--- Start of ENTRIES SHOWN ---

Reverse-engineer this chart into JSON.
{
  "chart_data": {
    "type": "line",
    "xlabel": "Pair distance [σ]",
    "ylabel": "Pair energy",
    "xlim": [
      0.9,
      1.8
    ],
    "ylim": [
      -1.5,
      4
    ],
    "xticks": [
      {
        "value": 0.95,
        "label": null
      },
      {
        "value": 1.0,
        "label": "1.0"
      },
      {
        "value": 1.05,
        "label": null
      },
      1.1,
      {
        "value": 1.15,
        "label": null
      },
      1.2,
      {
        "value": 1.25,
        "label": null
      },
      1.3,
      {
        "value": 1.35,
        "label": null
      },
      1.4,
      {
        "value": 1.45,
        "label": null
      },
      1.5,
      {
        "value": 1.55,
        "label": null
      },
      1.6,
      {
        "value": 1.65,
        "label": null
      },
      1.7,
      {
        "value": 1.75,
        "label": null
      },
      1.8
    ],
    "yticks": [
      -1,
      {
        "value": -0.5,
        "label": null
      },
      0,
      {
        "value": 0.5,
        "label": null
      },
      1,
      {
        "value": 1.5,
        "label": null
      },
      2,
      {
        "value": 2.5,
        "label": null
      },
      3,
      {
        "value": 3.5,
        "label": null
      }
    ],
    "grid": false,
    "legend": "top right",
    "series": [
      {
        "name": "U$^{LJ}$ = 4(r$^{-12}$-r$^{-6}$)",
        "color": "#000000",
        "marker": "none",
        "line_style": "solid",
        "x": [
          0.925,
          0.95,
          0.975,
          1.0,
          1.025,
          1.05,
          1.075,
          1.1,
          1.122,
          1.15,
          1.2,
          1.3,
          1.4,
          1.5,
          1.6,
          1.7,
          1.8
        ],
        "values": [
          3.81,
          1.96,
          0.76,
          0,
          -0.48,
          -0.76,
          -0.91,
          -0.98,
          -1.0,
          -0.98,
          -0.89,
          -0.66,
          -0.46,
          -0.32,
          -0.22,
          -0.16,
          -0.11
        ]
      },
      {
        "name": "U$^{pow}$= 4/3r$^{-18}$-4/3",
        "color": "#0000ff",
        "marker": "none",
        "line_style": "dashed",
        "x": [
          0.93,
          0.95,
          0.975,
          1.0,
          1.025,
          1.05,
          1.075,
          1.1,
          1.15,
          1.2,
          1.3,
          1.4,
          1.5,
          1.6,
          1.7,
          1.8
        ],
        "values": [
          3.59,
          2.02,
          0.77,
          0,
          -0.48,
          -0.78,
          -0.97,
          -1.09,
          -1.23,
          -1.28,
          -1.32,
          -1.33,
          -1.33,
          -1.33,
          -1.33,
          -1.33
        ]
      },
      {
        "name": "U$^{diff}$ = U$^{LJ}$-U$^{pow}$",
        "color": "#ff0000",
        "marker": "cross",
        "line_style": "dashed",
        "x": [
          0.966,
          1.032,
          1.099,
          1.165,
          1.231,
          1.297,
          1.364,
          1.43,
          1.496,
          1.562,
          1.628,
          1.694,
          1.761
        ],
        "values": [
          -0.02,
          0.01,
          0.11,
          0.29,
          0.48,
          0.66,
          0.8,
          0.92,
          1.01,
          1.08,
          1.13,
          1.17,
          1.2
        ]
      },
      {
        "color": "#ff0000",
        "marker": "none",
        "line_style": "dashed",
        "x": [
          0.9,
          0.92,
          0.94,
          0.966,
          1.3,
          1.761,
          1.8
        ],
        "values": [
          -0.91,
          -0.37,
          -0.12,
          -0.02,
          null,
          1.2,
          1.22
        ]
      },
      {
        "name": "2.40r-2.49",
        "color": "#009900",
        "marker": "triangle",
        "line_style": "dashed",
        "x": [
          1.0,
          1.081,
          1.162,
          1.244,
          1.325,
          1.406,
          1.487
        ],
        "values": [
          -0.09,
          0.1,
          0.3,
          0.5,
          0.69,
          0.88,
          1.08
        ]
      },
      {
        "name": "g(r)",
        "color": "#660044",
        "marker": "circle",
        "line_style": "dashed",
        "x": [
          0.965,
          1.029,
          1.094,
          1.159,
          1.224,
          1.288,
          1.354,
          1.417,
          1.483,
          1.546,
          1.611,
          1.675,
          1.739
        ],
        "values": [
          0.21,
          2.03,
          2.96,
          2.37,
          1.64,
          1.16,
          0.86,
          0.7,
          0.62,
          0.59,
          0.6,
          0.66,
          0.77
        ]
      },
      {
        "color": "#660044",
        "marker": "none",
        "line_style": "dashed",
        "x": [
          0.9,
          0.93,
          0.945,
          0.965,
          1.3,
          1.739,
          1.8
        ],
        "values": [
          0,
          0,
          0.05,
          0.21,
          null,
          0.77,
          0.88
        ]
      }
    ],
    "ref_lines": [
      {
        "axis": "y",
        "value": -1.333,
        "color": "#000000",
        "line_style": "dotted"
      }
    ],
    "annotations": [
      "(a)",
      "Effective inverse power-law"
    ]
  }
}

--- End of ENTRIES SHOWN ---

THE EXERCISE -> Identify each line containing the string "Pair" and copy it out.

EXERCISE RESULT ->
    "xlabel": "Pair distance [σ]",
    "ylabel": "Pair energy",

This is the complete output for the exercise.